Leave the pictures out and print every record below exactly as it stands.

· · · ·

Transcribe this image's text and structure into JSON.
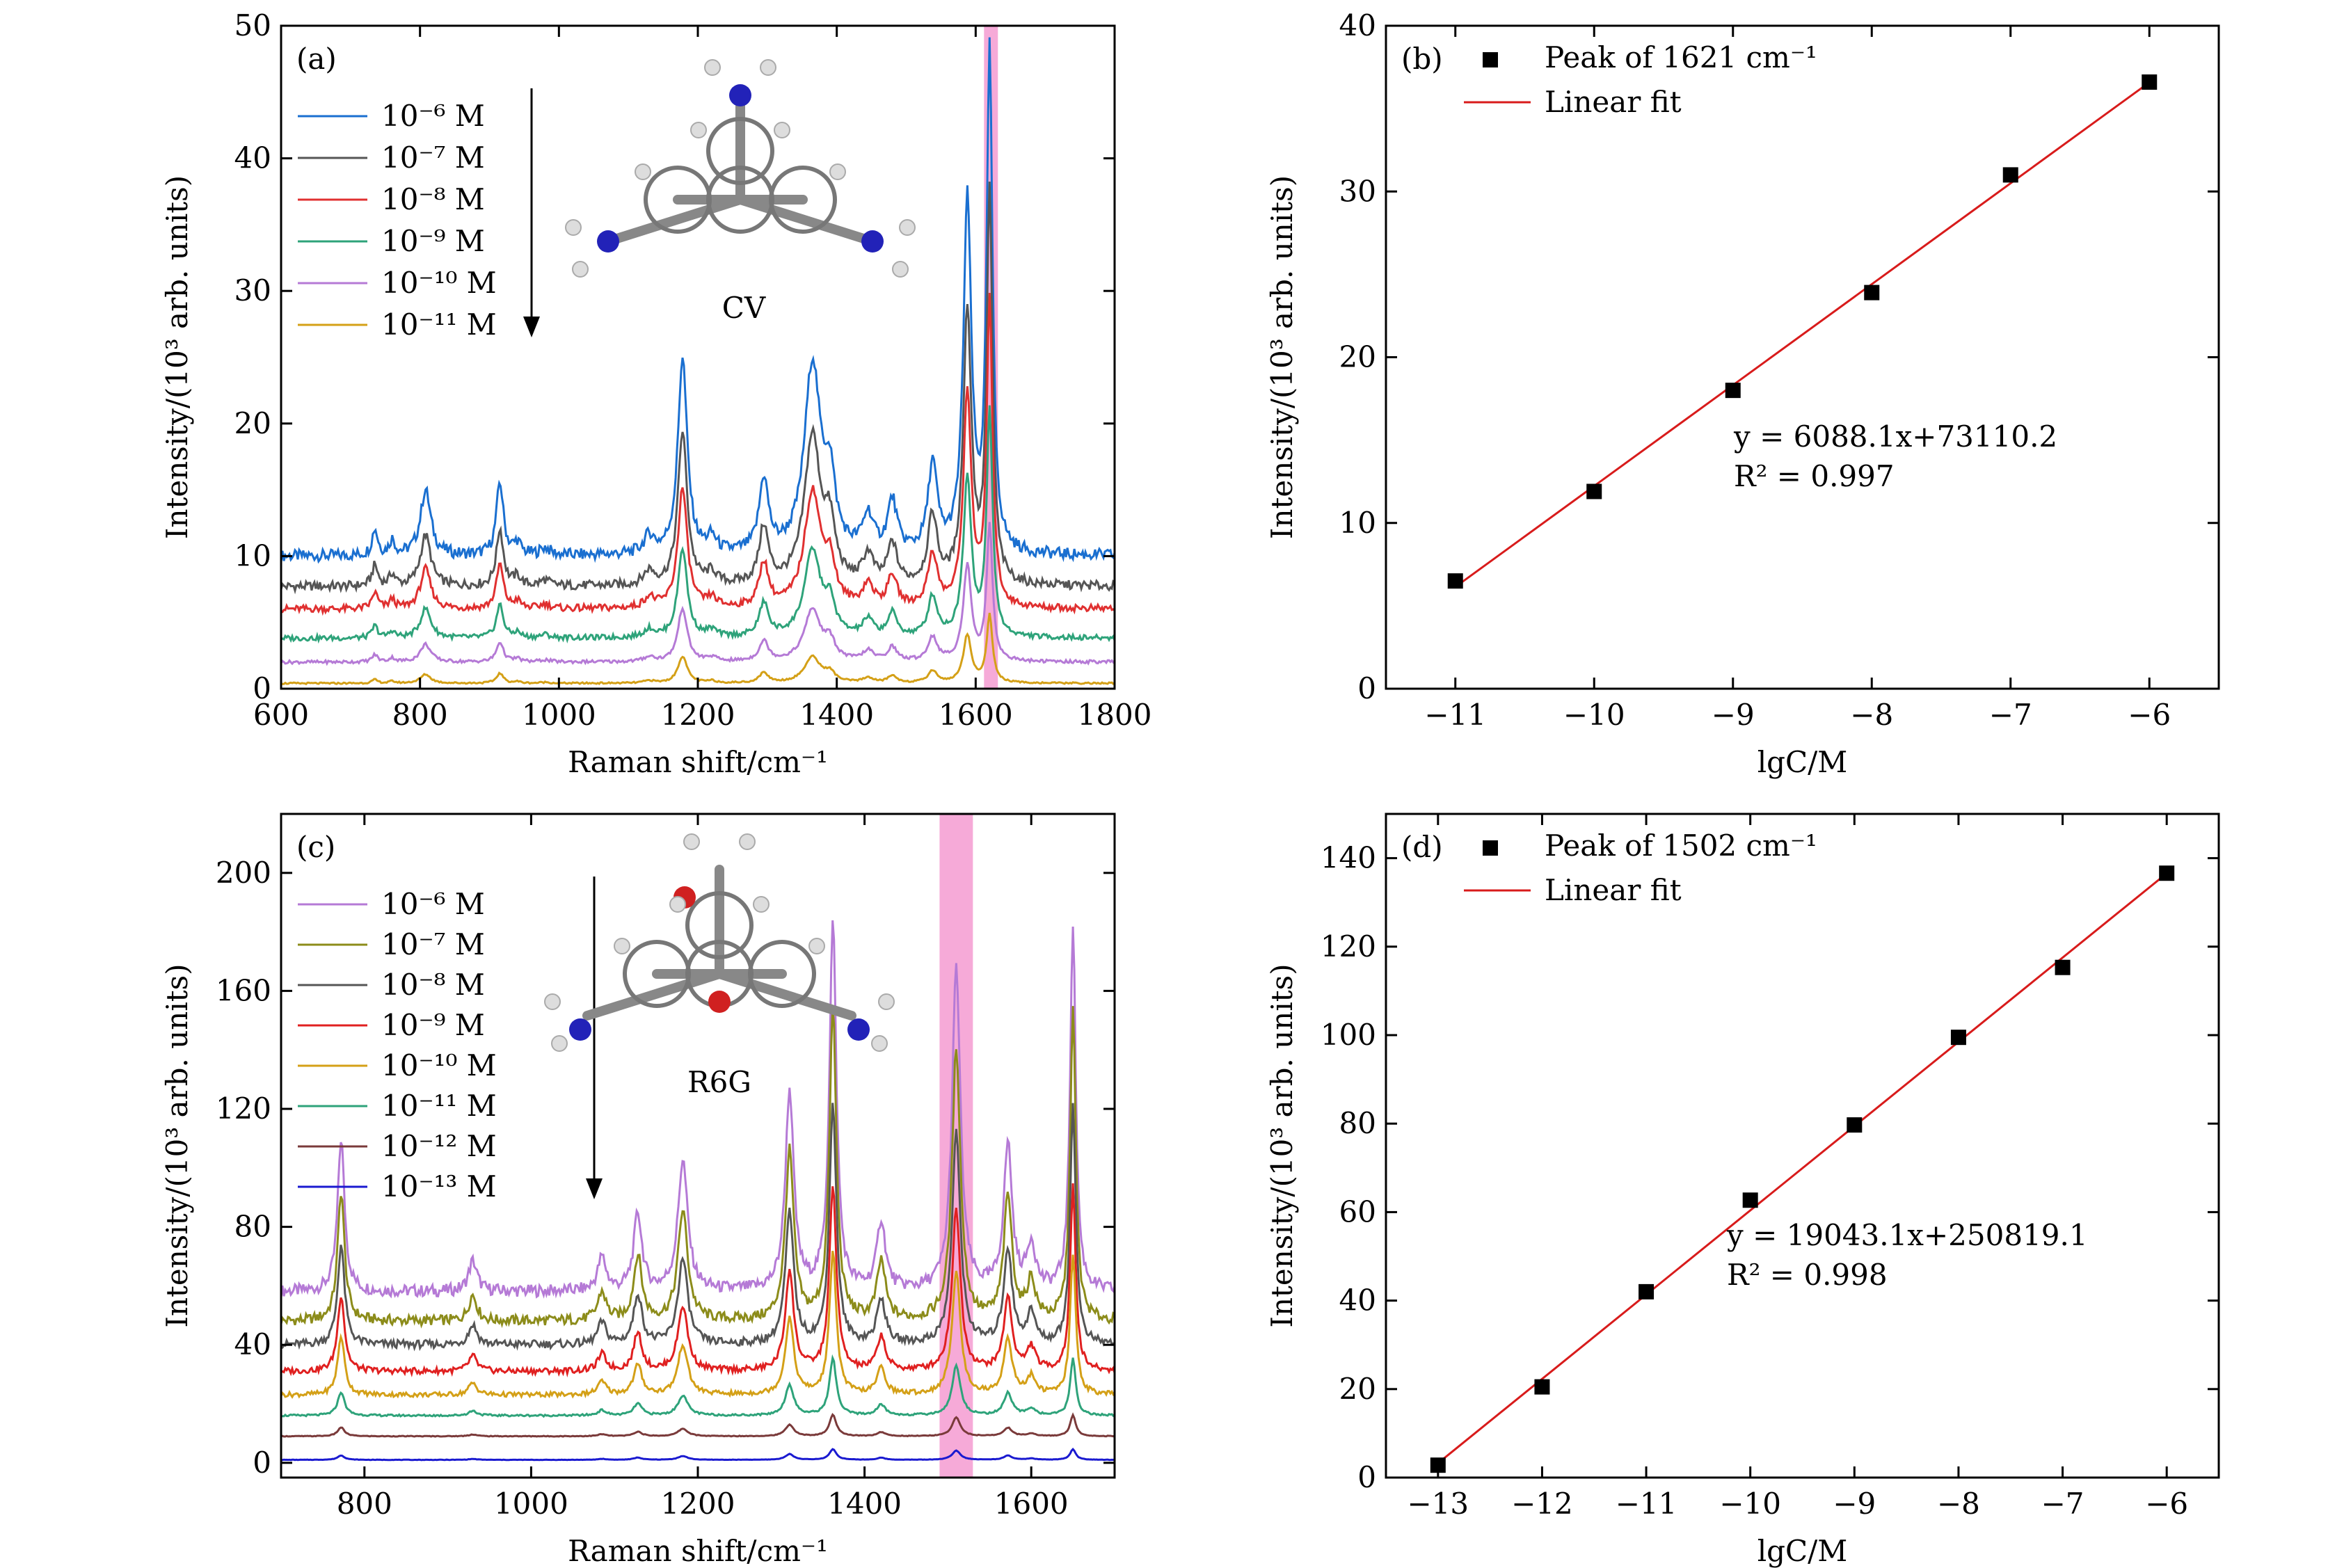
{
  "chart_data": [
    {
      "panel": "(a)",
      "type": "line",
      "xlabel": "Raman shift/cm⁻¹",
      "ylabel": "Intensity/(10³ arb. units)",
      "xlim": [
        600,
        1800
      ],
      "ylim": [
        0,
        50
      ],
      "xticks": [
        600,
        800,
        1000,
        1200,
        1400,
        1600,
        1800
      ],
      "yticks": [
        0,
        10,
        20,
        30,
        40,
        50
      ],
      "molecule_label": "CV",
      "highlight_band": [
        1612,
        1632
      ],
      "highlight_color": "#f59bd1",
      "peaks": [
        {
          "c": 735,
          "w": 5,
          "h": 0.18
        },
        {
          "c": 760,
          "w": 5,
          "h": 0.1
        },
        {
          "c": 808,
          "w": 9,
          "h": 0.45
        },
        {
          "c": 915,
          "w": 6,
          "h": 0.5
        },
        {
          "c": 940,
          "w": 6,
          "h": 0.08
        },
        {
          "c": 980,
          "w": 8,
          "h": 0.05
        },
        {
          "c": 1130,
          "w": 9,
          "h": 0.12
        },
        {
          "c": 1178,
          "w": 8,
          "h": 1.35
        },
        {
          "c": 1220,
          "w": 8,
          "h": 0.1
        },
        {
          "c": 1295,
          "w": 8,
          "h": 0.5
        },
        {
          "c": 1365,
          "w": 14,
          "h": 1.3
        },
        {
          "c": 1390,
          "w": 9,
          "h": 0.45
        },
        {
          "c": 1445,
          "w": 9,
          "h": 0.25
        },
        {
          "c": 1480,
          "w": 8,
          "h": 0.35
        },
        {
          "c": 1538,
          "w": 8,
          "h": 0.6
        },
        {
          "c": 1588,
          "w": 7,
          "h": 2.4
        },
        {
          "c": 1620,
          "w": 5,
          "h": 3.4
        }
      ],
      "series": [
        {
          "name": "10⁻⁶ M",
          "color": "#1a6fd0",
          "baseline": 10.0,
          "scale": 11.0
        },
        {
          "name": "10⁻⁷ M",
          "color": "#555555",
          "baseline": 7.7,
          "scale": 8.6
        },
        {
          "name": "10⁻⁸ M",
          "color": "#e03030",
          "baseline": 6.0,
          "scale": 6.7
        },
        {
          "name": "10⁻⁹ M",
          "color": "#2ea37a",
          "baseline": 3.8,
          "scale": 5.0
        },
        {
          "name": "10⁻¹⁰ M",
          "color": "#b57ad6",
          "baseline": 2.0,
          "scale": 3.0
        },
        {
          "name": "10⁻¹¹ M",
          "color": "#d4a017",
          "baseline": 0.4,
          "scale": 1.5
        }
      ]
    },
    {
      "panel": "(b)",
      "type": "scatter",
      "xlabel": "lgC/M",
      "ylabel": "Intensity/(10³ arb. units)",
      "xlim": [
        -11.5,
        -5.5
      ],
      "ylim": [
        0,
        40
      ],
      "xticks": [
        -11,
        -10,
        -9,
        -8,
        -7,
        -6
      ],
      "yticks": [
        0,
        10,
        20,
        30,
        40
      ],
      "x": [
        -11,
        -10,
        -9,
        -8,
        -7,
        -6
      ],
      "y": [
        6.5,
        11.9,
        18.0,
        23.9,
        31.0,
        36.6
      ],
      "fit": {
        "slope": 6.0881,
        "intercept": 73.1102
      },
      "legend": [
        "Peak of 1621 cm⁻¹",
        "Linear fit"
      ],
      "equation": "y = 6088.1x+73110.2",
      "r2": "R² = 0.997"
    },
    {
      "panel": "(c)",
      "type": "line",
      "xlabel": "Raman shift/cm⁻¹",
      "ylabel": "Intensity/(10³ arb. units)",
      "xlim": [
        700,
        1700
      ],
      "ylim": [
        -5,
        220
      ],
      "xticks": [
        800,
        1000,
        1200,
        1400,
        1600
      ],
      "yticks": [
        0,
        40,
        80,
        120,
        160,
        200
      ],
      "molecule_label": "R6G",
      "highlight_band": [
        1490,
        1530
      ],
      "highlight_color": "#f59bd1",
      "peaks": [
        {
          "c": 772,
          "w": 5,
          "h": 1.0
        },
        {
          "c": 930,
          "w": 6,
          "h": 0.2
        },
        {
          "c": 1085,
          "w": 6,
          "h": 0.22
        },
        {
          "c": 1128,
          "w": 6,
          "h": 0.5
        },
        {
          "c": 1182,
          "w": 7,
          "h": 0.85
        },
        {
          "c": 1310,
          "w": 6,
          "h": 1.3
        },
        {
          "c": 1362,
          "w": 5,
          "h": 2.4
        },
        {
          "c": 1420,
          "w": 6,
          "h": 0.45
        },
        {
          "c": 1510,
          "w": 6,
          "h": 2.1
        },
        {
          "c": 1572,
          "w": 6,
          "h": 0.95
        },
        {
          "c": 1600,
          "w": 6,
          "h": 0.3
        },
        {
          "c": 1650,
          "w": 4,
          "h": 2.4
        }
      ],
      "series": [
        {
          "name": "10⁻⁶ M",
          "color": "#b57ad6",
          "baseline": 58,
          "scale": 52
        },
        {
          "name": "10⁻⁷ M",
          "color": "#8c8c1a",
          "baseline": 48,
          "scale": 44
        },
        {
          "name": "10⁻⁸ M",
          "color": "#555555",
          "baseline": 40,
          "scale": 34
        },
        {
          "name": "10⁻⁹ M",
          "color": "#e02020",
          "baseline": 31,
          "scale": 26
        },
        {
          "name": "10⁻¹⁰ M",
          "color": "#d4a017",
          "baseline": 23,
          "scale": 20
        },
        {
          "name": "10⁻¹¹ M",
          "color": "#2ea37a",
          "baseline": 16,
          "scale": 8
        },
        {
          "name": "10⁻¹² M",
          "color": "#7a3a3a",
          "baseline": 9,
          "scale": 3
        },
        {
          "name": "10⁻¹³ M",
          "color": "#1a1ad0",
          "baseline": 1,
          "scale": 1.5
        }
      ]
    },
    {
      "panel": "(d)",
      "type": "scatter",
      "xlabel": "lgC/M",
      "ylabel": "Intensity/(10³ arb. units)",
      "xlim": [
        -13.5,
        -5.5
      ],
      "ylim": [
        0,
        150
      ],
      "xticks": [
        -13,
        -12,
        -11,
        -10,
        -9,
        -8,
        -7,
        -6
      ],
      "yticks": [
        0,
        20,
        40,
        60,
        80,
        100,
        120,
        140
      ],
      "x": [
        -13,
        -12,
        -11,
        -10,
        -9,
        -8,
        -7,
        -6
      ],
      "y": [
        2.8,
        20.5,
        42.0,
        62.7,
        79.7,
        99.5,
        115.3,
        136.6
      ],
      "fit": {
        "slope": 19.0431,
        "intercept": 250.8191
      },
      "legend": [
        "Peak of 1502 cm⁻¹",
        "Linear fit"
      ],
      "equation": "y = 19043.1x+250819.1",
      "r2": "R² = 0.998"
    }
  ]
}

· · · ·

• [Final result]:
Transcribe this image's text and structure into JSON.
{
  "chart_data": [
    {
      "panel": "(a)",
      "type": "line",
      "xlabel": "Raman shift/cm⁻¹",
      "ylabel": "Intensity/(10³ arb. units)",
      "xlim": [
        600,
        1800
      ],
      "ylim": [
        0,
        50
      ],
      "xticks": [
        600,
        800,
        1000,
        1200,
        1400,
        1600,
        1800
      ],
      "yticks": [
        0,
        10,
        20,
        30,
        40,
        50
      ],
      "molecule_label": "CV",
      "highlight_band": [
        1612,
        1632
      ],
      "highlight_color": "#f59bd1",
      "peaks": [
        {
          "c": 735,
          "w": 5,
          "h": 0.18
        },
        {
          "c": 760,
          "w": 5,
          "h": 0.1
        },
        {
          "c": 808,
          "w": 9,
          "h": 0.45
        },
        {
          "c": 915,
          "w": 6,
          "h": 0.5
        },
        {
          "c": 940,
          "w": 6,
          "h": 0.08
        },
        {
          "c": 980,
          "w": 8,
          "h": 0.05
        },
        {
          "c": 1130,
          "w": 9,
          "h": 0.12
        },
        {
          "c": 1178,
          "w": 8,
          "h": 1.35
        },
        {
          "c": 1220,
          "w": 8,
          "h": 0.1
        },
        {
          "c": 1295,
          "w": 8,
          "h": 0.5
        },
        {
          "c": 1365,
          "w": 14,
          "h": 1.3
        },
        {
          "c": 1390,
          "w": 9,
          "h": 0.45
        },
        {
          "c": 1445,
          "w": 9,
          "h": 0.25
        },
        {
          "c": 1480,
          "w": 8,
          "h": 0.35
        },
        {
          "c": 1538,
          "w": 8,
          "h": 0.6
        },
        {
          "c": 1588,
          "w": 7,
          "h": 2.4
        },
        {
          "c": 1620,
          "w": 5,
          "h": 3.4
        }
      ],
      "series": [
        {
          "name": "10⁻⁶ M",
          "color": "#1a6fd0",
          "baseline": 10.0,
          "scale": 11.0
        },
        {
          "name": "10⁻⁷ M",
          "color": "#555555",
          "baseline": 7.7,
          "scale": 8.6
        },
        {
          "name": "10⁻⁸ M",
          "color": "#e03030",
          "baseline": 6.0,
          "scale": 6.7
        },
        {
          "name": "10⁻⁹ M",
          "color": "#2ea37a",
          "baseline": 3.8,
          "scale": 5.0
        },
        {
          "name": "10⁻¹⁰ M",
          "color": "#b57ad6",
          "baseline": 2.0,
          "scale": 3.0
        },
        {
          "name": "10⁻¹¹ M",
          "color": "#d4a017",
          "baseline": 0.4,
          "scale": 1.5
        }
      ]
    },
    {
      "panel": "(b)",
      "type": "scatter",
      "xlabel": "lgC/M",
      "ylabel": "Intensity/(10³ arb. units)",
      "xlim": [
        -11.5,
        -5.5
      ],
      "ylim": [
        0,
        40
      ],
      "xticks": [
        -11,
        -10,
        -9,
        -8,
        -7,
        -6
      ],
      "yticks": [
        0,
        10,
        20,
        30,
        40
      ],
      "x": [
        -11,
        -10,
        -9,
        -8,
        -7,
        -6
      ],
      "y": [
        6.5,
        11.9,
        18.0,
        23.9,
        31.0,
        36.6
      ],
      "fit": {
        "slope": 6.0881,
        "intercept": 73.1102
      },
      "legend": [
        "Peak of 1621 cm⁻¹",
        "Linear fit"
      ],
      "equation": "y = 6088.1x+73110.2",
      "r2": "R² = 0.997"
    },
    {
      "panel": "(c)",
      "type": "line",
      "xlabel": "Raman shift/cm⁻¹",
      "ylabel": "Intensity/(10³ arb. units)",
      "xlim": [
        700,
        1700
      ],
      "ylim": [
        -5,
        220
      ],
      "xticks": [
        800,
        1000,
        1200,
        1400,
        1600
      ],
      "yticks": [
        0,
        40,
        80,
        120,
        160,
        200
      ],
      "molecule_label": "R6G",
      "highlight_band": [
        1490,
        1530
      ],
      "highlight_color": "#f59bd1",
      "peaks": [
        {
          "c": 772,
          "w": 5,
          "h": 1.0
        },
        {
          "c": 930,
          "w": 6,
          "h": 0.2
        },
        {
          "c": 1085,
          "w": 6,
          "h": 0.22
        },
        {
          "c": 1128,
          "w": 6,
          "h": 0.5
        },
        {
          "c": 1182,
          "w": 7,
          "h": 0.85
        },
        {
          "c": 1310,
          "w": 6,
          "h": 1.3
        },
        {
          "c": 1362,
          "w": 5,
          "h": 2.4
        },
        {
          "c": 1420,
          "w": 6,
          "h": 0.45
        },
        {
          "c": 1510,
          "w": 6,
          "h": 2.1
        },
        {
          "c": 1572,
          "w": 6,
          "h": 0.95
        },
        {
          "c": 1600,
          "w": 6,
          "h": 0.3
        },
        {
          "c": 1650,
          "w": 4,
          "h": 2.4
        }
      ],
      "series": [
        {
          "name": "10⁻⁶ M",
          "color": "#b57ad6",
          "baseline": 58,
          "scale": 52
        },
        {
          "name": "10⁻⁷ M",
          "color": "#8c8c1a",
          "baseline": 48,
          "scale": 44
        },
        {
          "name": "10⁻⁸ M",
          "color": "#555555",
          "baseline": 40,
          "scale": 34
        },
        {
          "name": "10⁻⁹ M",
          "color": "#e02020",
          "baseline": 31,
          "scale": 26
        },
        {
          "name": "10⁻¹⁰ M",
          "color": "#d4a017",
          "baseline": 23,
          "scale": 20
        },
        {
          "name": "10⁻¹¹ M",
          "color": "#2ea37a",
          "baseline": 16,
          "scale": 8
        },
        {
          "name": "10⁻¹² M",
          "color": "#7a3a3a",
          "baseline": 9,
          "scale": 3
        },
        {
          "name": "10⁻¹³ M",
          "color": "#1a1ad0",
          "baseline": 1,
          "scale": 1.5
        }
      ]
    },
    {
      "panel": "(d)",
      "type": "scatter",
      "xlabel": "lgC/M",
      "ylabel": "Intensity/(10³ arb. units)",
      "xlim": [
        -13.5,
        -5.5
      ],
      "ylim": [
        0,
        150
      ],
      "xticks": [
        -13,
        -12,
        -11,
        -10,
        -9,
        -8,
        -7,
        -6
      ],
      "yticks": [
        0,
        20,
        40,
        60,
        80,
        100,
        120,
        140
      ],
      "x": [
        -13,
        -12,
        -11,
        -10,
        -9,
        -8,
        -7,
        -6
      ],
      "y": [
        2.8,
        20.5,
        42.0,
        62.7,
        79.7,
        99.5,
        115.3,
        136.6
      ],
      "fit": {
        "slope": 19.0431,
        "intercept": 250.8191
      },
      "legend": [
        "Peak of 1502 cm⁻¹",
        "Linear fit"
      ],
      "equation": "y = 19043.1x+250819.1",
      "r2": "R² = 0.998"
    }
  ]
}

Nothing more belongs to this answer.